WORK TO BE COMPLETED -> Omit the images. Copy each entry word for word.

[Data records]

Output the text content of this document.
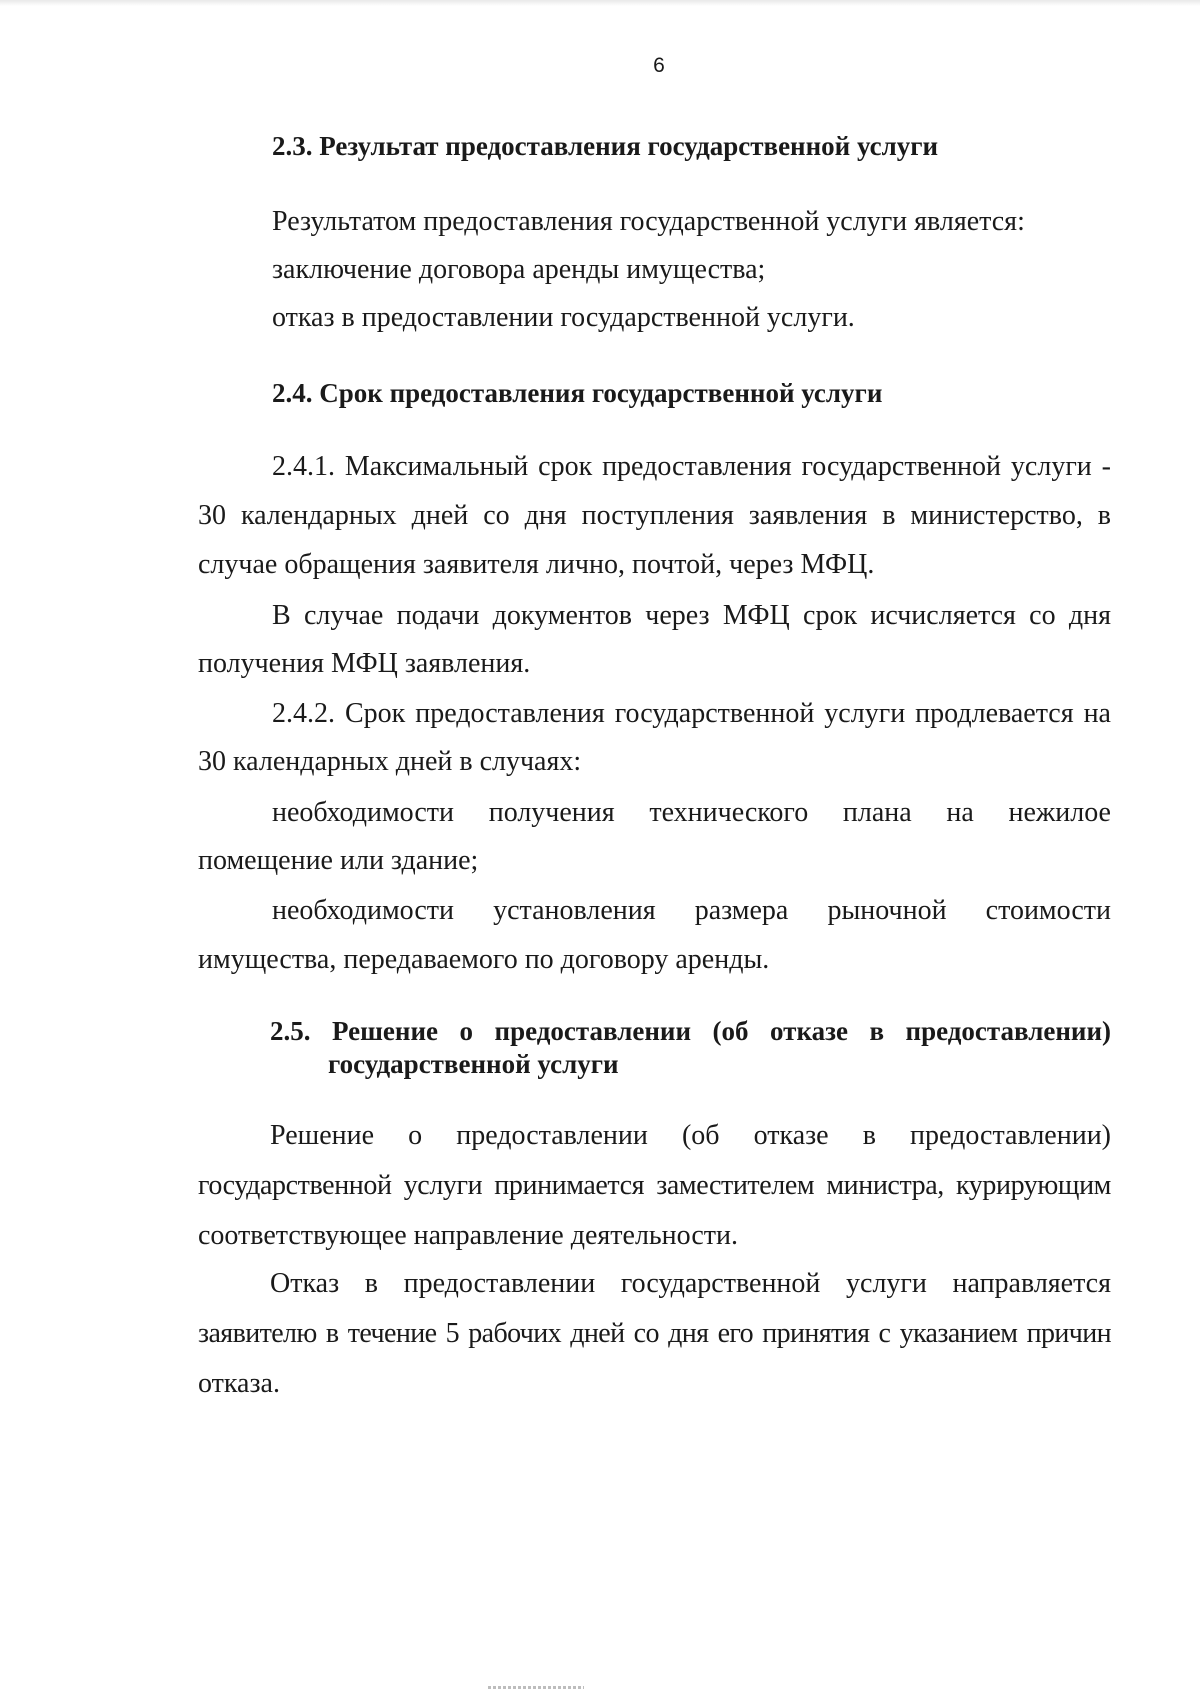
6
2.3. Результат предоставления государственной услуги
Результатом предоставления государственной услуги является:
заключение договора аренды имущества;
отказ в предоставлении государственной услуги.
2.4. Срок предоставления государственной услуги
2.4.1. Максимальный срок предоставления государственной услуги -
30 календарных дней со дня поступления заявления в министерство, в
случае обращения заявителя лично, почтой, через МФЦ.
В случае подачи документов через МФЦ срок исчисляется со дня
получения МФЦ заявления.
2.4.2. Срок предоставления государственной услуги продлевается на
30 календарных дней в случаях:
необходимости получения технического плана на нежилое
помещение или здание;
необходимости установления размера рыночной стоимости
имущества, передаваемого по договору аренды.
2.5. Решение о предоставлении (об отказе в предоставлении)
государственной услуги
Решение о предоставлении (об отказе в предоставлении)
государственной услуги принимается заместителем министра, курирующим
соответствующее направление деятельности.
Отказ в предоставлении государственной услуги направляется
заявителю в течение 5 рабочих дней со дня его принятия с указанием причин
отказа.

ANSWER TO THIS PROBLEM ->
Output the text content of this document.
6
2.3. Результат предоставления государственной услуги
Результатом предоставления государственной услуги является:
заключение договора аренды имущества;
отказ в предоставлении государственной услуги.
2.4. Срок предоставления государственной услуги
2.4.1. Максимальный срок предоставления государственной услуги -
30 календарных дней со дня поступления заявления в министерство, в
случае обращения заявителя лично, почтой, через МФЦ.
В случае подачи документов через МФЦ срок исчисляется со дня
получения МФЦ заявления.
2.4.2. Срок предоставления государственной услуги продлевается на
30 календарных дней в случаях:
необходимости получения технического плана на нежилое
помещение или здание;
необходимости установления размера рыночной стоимости
имущества, передаваемого по договору аренды.
2.5. Решение о предоставлении (об отказе в предоставлении)
государственной услуги
Решение о предоставлении (об отказе в предоставлении)
государственной услуги принимается заместителем министра, курирующим
соответствующее направление деятельности.
Отказ в предоставлении государственной услуги направляется
заявителю в течение 5 рабочих дней со дня его принятия с указанием причин
отказа.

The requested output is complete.